====== Information shown ======

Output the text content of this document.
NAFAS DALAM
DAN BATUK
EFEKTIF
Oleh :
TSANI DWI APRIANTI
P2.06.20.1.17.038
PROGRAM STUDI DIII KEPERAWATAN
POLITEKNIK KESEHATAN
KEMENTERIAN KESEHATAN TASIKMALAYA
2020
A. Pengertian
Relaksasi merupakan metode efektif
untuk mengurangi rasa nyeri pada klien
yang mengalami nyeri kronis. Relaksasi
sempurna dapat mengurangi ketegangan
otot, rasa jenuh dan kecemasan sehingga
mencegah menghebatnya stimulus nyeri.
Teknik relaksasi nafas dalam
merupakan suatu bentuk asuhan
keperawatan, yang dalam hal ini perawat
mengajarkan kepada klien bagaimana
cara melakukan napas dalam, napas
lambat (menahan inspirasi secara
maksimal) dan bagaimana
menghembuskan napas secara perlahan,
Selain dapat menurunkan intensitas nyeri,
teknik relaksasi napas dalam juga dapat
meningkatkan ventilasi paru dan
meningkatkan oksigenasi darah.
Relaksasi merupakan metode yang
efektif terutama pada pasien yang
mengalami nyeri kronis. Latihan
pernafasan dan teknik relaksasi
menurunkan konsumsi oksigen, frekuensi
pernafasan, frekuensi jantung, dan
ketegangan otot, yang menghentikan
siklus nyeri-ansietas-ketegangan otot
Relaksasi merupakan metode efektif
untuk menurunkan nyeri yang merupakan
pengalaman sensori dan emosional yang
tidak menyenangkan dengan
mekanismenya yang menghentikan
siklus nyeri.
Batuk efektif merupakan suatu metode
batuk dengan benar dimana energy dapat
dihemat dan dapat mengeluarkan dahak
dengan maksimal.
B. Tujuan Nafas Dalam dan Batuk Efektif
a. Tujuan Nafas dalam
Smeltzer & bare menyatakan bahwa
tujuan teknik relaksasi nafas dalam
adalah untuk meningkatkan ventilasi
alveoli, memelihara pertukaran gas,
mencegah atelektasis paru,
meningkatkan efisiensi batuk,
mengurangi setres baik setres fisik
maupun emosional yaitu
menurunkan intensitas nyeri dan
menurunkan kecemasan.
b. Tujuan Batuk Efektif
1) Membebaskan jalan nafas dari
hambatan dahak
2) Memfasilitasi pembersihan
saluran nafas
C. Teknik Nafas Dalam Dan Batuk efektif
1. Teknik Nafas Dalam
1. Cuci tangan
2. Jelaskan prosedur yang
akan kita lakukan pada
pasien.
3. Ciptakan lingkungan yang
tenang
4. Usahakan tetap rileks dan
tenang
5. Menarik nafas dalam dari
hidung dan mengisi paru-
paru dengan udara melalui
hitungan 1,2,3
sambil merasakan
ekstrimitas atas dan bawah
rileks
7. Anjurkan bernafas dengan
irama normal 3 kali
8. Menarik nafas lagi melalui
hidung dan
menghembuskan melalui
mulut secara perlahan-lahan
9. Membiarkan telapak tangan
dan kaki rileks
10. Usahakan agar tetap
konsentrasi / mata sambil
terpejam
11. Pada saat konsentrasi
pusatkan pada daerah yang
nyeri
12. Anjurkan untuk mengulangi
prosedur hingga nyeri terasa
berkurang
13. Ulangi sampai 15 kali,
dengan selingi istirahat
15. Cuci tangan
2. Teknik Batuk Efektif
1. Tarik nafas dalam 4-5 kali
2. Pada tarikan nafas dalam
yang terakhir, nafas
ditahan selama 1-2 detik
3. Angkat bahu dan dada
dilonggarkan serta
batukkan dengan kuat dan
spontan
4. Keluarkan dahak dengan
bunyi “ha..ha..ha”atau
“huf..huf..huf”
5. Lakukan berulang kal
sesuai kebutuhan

======

◆ **Exercise**
Identify each line containing the string "pasien" and copy it out.

◆ **Result for this exercise**
efektif terutama pada pasien yang
pasien.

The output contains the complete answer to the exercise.